* [SET TASK] Repeat the lines below exactly as they appear, but leave out the images.

:: GIVEN INFORMATION ::

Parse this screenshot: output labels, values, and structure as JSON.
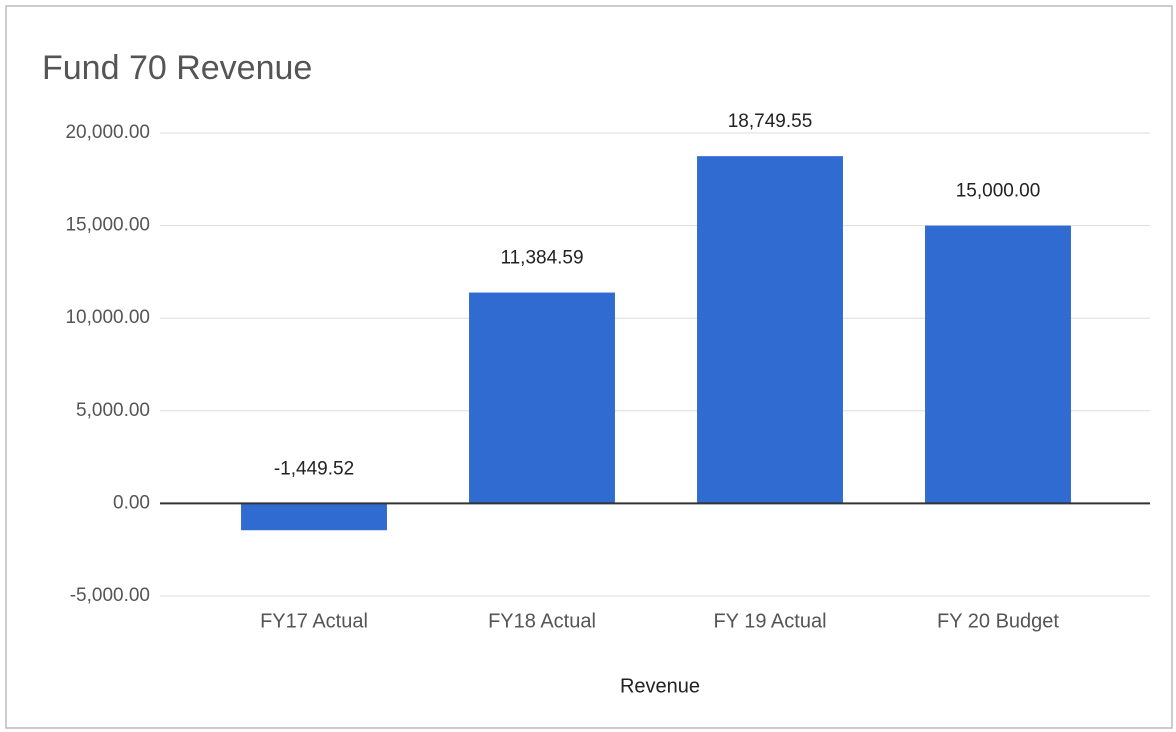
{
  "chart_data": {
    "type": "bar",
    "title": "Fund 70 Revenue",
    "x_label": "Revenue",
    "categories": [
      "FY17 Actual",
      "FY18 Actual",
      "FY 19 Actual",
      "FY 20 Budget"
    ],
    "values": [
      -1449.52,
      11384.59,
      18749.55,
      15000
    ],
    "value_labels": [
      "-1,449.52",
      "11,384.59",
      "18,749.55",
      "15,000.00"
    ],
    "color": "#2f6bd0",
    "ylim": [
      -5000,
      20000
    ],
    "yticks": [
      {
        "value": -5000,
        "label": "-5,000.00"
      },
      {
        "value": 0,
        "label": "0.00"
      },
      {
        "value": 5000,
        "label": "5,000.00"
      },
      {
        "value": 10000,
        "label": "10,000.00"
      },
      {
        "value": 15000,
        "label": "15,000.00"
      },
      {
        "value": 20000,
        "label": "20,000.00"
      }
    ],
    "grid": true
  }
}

:::

* [CORRECT OUTPUT]
Parse this screenshot: output labels, values, and structure as JSON.
{
  "chart_data": {
    "type": "bar",
    "title": "Fund 70 Revenue",
    "x_label": "Revenue",
    "categories": [
      "FY17 Actual",
      "FY18 Actual",
      "FY 19 Actual",
      "FY 20 Budget"
    ],
    "values": [
      -1449.52,
      11384.59,
      18749.55,
      15000
    ],
    "value_labels": [
      "-1,449.52",
      "11,384.59",
      "18,749.55",
      "15,000.00"
    ],
    "color": "#2f6bd0",
    "ylim": [
      -5000,
      20000
    ],
    "yticks": [
      {
        "value": -5000,
        "label": "-5,000.00"
      },
      {
        "value": 0,
        "label": "0.00"
      },
      {
        "value": 5000,
        "label": "5,000.00"
      },
      {
        "value": 10000,
        "label": "10,000.00"
      },
      {
        "value": 15000,
        "label": "15,000.00"
      },
      {
        "value": 20000,
        "label": "20,000.00"
      }
    ],
    "grid": true
  }
}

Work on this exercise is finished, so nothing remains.